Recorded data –
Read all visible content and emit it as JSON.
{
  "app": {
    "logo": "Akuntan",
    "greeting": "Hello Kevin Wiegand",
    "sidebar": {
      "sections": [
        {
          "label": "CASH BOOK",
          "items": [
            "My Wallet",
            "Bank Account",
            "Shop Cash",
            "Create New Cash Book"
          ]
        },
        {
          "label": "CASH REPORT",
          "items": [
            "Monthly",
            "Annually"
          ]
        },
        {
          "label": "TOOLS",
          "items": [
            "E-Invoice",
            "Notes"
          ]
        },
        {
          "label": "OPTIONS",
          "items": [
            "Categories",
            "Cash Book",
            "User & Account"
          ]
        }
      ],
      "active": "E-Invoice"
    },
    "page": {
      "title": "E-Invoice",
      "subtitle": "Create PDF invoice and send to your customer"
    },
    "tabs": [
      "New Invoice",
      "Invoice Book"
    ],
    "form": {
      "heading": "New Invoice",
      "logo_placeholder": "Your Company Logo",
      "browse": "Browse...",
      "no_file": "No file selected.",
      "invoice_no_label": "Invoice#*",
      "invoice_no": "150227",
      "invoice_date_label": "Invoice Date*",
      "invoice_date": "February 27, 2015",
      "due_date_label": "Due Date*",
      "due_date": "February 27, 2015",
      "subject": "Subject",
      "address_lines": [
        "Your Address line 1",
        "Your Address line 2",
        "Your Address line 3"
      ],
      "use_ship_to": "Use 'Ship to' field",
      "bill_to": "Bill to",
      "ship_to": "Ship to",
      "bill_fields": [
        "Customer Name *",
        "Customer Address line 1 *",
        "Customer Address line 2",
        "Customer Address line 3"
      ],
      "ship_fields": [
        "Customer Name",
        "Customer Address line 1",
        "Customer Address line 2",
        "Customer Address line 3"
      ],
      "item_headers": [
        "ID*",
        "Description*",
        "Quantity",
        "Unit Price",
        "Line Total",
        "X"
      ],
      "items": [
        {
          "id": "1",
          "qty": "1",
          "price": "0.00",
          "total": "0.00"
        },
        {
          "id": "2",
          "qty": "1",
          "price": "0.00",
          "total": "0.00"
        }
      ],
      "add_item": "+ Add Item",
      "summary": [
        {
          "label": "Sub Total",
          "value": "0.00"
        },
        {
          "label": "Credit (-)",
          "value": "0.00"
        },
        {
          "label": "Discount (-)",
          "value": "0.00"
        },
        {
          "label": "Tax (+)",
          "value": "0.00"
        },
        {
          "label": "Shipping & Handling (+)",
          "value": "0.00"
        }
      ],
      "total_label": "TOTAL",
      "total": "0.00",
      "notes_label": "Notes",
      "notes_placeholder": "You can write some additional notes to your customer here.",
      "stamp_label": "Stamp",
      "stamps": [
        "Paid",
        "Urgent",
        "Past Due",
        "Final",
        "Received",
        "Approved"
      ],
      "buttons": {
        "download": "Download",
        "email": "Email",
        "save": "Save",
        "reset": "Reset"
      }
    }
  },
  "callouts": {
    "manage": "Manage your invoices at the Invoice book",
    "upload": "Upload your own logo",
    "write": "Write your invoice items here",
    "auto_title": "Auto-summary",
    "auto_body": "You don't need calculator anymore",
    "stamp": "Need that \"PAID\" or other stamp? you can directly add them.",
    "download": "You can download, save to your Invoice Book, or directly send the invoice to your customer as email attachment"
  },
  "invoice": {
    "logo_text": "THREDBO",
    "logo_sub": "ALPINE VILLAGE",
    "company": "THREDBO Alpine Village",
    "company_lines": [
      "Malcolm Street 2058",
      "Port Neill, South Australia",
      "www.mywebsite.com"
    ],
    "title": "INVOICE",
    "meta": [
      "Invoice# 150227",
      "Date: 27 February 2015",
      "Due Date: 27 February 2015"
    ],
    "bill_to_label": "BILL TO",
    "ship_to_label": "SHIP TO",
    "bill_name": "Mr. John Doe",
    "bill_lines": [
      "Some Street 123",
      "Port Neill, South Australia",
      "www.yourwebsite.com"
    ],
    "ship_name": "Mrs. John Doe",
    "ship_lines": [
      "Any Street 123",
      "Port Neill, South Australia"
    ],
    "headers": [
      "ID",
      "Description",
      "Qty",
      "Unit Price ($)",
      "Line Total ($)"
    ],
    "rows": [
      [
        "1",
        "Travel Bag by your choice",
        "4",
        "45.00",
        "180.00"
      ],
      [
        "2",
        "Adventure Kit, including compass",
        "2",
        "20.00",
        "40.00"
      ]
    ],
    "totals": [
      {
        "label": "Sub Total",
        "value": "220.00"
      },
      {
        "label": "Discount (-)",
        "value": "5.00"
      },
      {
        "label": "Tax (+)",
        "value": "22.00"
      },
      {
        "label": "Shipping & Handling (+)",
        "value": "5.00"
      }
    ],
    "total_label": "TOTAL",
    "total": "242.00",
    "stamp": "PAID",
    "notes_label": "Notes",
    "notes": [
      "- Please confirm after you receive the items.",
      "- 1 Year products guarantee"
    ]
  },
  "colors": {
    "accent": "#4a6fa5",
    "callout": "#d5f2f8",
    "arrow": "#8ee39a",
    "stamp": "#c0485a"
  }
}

WRITTEN TASK – Retype all the material above precisely, with no line left out.

TASK SOLUTION –
Read all visible content and emit it as JSON.
{
  "app": {
    "logo": "Akuntan",
    "greeting": "Hello Kevin Wiegand",
    "sidebar": {
      "sections": [
        {
          "label": "CASH BOOK",
          "items": [
            "My Wallet",
            "Bank Account",
            "Shop Cash",
            "Create New Cash Book"
          ]
        },
        {
          "label": "CASH REPORT",
          "items": [
            "Monthly",
            "Annually"
          ]
        },
        {
          "label": "TOOLS",
          "items": [
            "E-Invoice",
            "Notes"
          ]
        },
        {
          "label": "OPTIONS",
          "items": [
            "Categories",
            "Cash Book",
            "User & Account"
          ]
        }
      ],
      "active": "E-Invoice"
    },
    "page": {
      "title": "E-Invoice",
      "subtitle": "Create PDF invoice and send to your customer"
    },
    "tabs": [
      "New Invoice",
      "Invoice Book"
    ],
    "form": {
      "heading": "New Invoice",
      "logo_placeholder": "Your Company Logo",
      "browse": "Browse...",
      "no_file": "No file selected.",
      "invoice_no_label": "Invoice#*",
      "invoice_no": "150227",
      "invoice_date_label": "Invoice Date*",
      "invoice_date": "February 27, 2015",
      "due_date_label": "Due Date*",
      "due_date": "February 27, 2015",
      "subject": "Subject",
      "address_lines": [
        "Your Address line 1",
        "Your Address line 2",
        "Your Address line 3"
      ],
      "use_ship_to": "Use 'Ship to' field",
      "bill_to": "Bill to",
      "ship_to": "Ship to",
      "bill_fields": [
        "Customer Name *",
        "Customer Address line 1 *",
        "Customer Address line 2",
        "Customer Address line 3"
      ],
      "ship_fields": [
        "Customer Name",
        "Customer Address line 1",
        "Customer Address line 2",
        "Customer Address line 3"
      ],
      "item_headers": [
        "ID*",
        "Description*",
        "Quantity",
        "Unit Price",
        "Line Total",
        "X"
      ],
      "items": [
        {
          "id": "1",
          "qty": "1",
          "price": "0.00",
          "total": "0.00"
        },
        {
          "id": "2",
          "qty": "1",
          "price": "0.00",
          "total": "0.00"
        }
      ],
      "add_item": "+ Add Item",
      "summary": [
        {
          "label": "Sub Total",
          "value": "0.00"
        },
        {
          "label": "Credit (-)",
          "value": "0.00"
        },
        {
          "label": "Discount (-)",
          "value": "0.00"
        },
        {
          "label": "Tax (+)",
          "value": "0.00"
        },
        {
          "label": "Shipping & Handling (+)",
          "value": "0.00"
        }
      ],
      "total_label": "TOTAL",
      "total": "0.00",
      "notes_label": "Notes",
      "notes_placeholder": "You can write some additional notes to your customer here.",
      "stamp_label": "Stamp",
      "stamps": [
        "Paid",
        "Urgent",
        "Past Due",
        "Final",
        "Received",
        "Approved"
      ],
      "buttons": {
        "download": "Download",
        "email": "Email",
        "save": "Save",
        "reset": "Reset"
      }
    }
  },
  "callouts": {
    "manage": "Manage your invoices at the Invoice book",
    "upload": "Upload your own logo",
    "write": "Write your invoice items here",
    "auto_title": "Auto-summary",
    "auto_body": "You don't need calculator anymore",
    "stamp": "Need that \"PAID\" or other stamp? you can directly add them.",
    "download": "You can download, save to your Invoice Book, or directly send the invoice to your customer as email attachment"
  },
  "invoice": {
    "logo_text": "THREDBO",
    "logo_sub": "ALPINE VILLAGE",
    "company": "THREDBO Alpine Village",
    "company_lines": [
      "Malcolm Street 2058",
      "Port Neill, South Australia",
      "www.mywebsite.com"
    ],
    "title": "INVOICE",
    "meta": [
      "Invoice# 150227",
      "Date: 27 February 2015",
      "Due Date: 27 February 2015"
    ],
    "bill_to_label": "BILL TO",
    "ship_to_label": "SHIP TO",
    "bill_name": "Mr. John Doe",
    "bill_lines": [
      "Some Street 123",
      "Port Neill, South Australia",
      "www.yourwebsite.com"
    ],
    "ship_name": "Mrs. John Doe",
    "ship_lines": [
      "Any Street 123",
      "Port Neill, South Australia"
    ],
    "headers": [
      "ID",
      "Description",
      "Qty",
      "Unit Price ($)",
      "Line Total ($)"
    ],
    "rows": [
      [
        "1",
        "Travel Bag by your choice",
        "4",
        "45.00",
        "180.00"
      ],
      [
        "2",
        "Adventure Kit, including compass",
        "2",
        "20.00",
        "40.00"
      ]
    ],
    "totals": [
      {
        "label": "Sub Total",
        "value": "220.00"
      },
      {
        "label": "Discount (-)",
        "value": "5.00"
      },
      {
        "label": "Tax (+)",
        "value": "22.00"
      },
      {
        "label": "Shipping & Handling (+)",
        "value": "5.00"
      }
    ],
    "total_label": "TOTAL",
    "total": "242.00",
    "stamp": "PAID",
    "notes_label": "Notes",
    "notes": [
      "- Please confirm after you receive the items.",
      "- 1 Year products guarantee"
    ]
  },
  "colors": {
    "accent": "#4a6fa5",
    "callout": "#d5f2f8",
    "arrow": "#8ee39a",
    "stamp": "#c0485a"
  }
}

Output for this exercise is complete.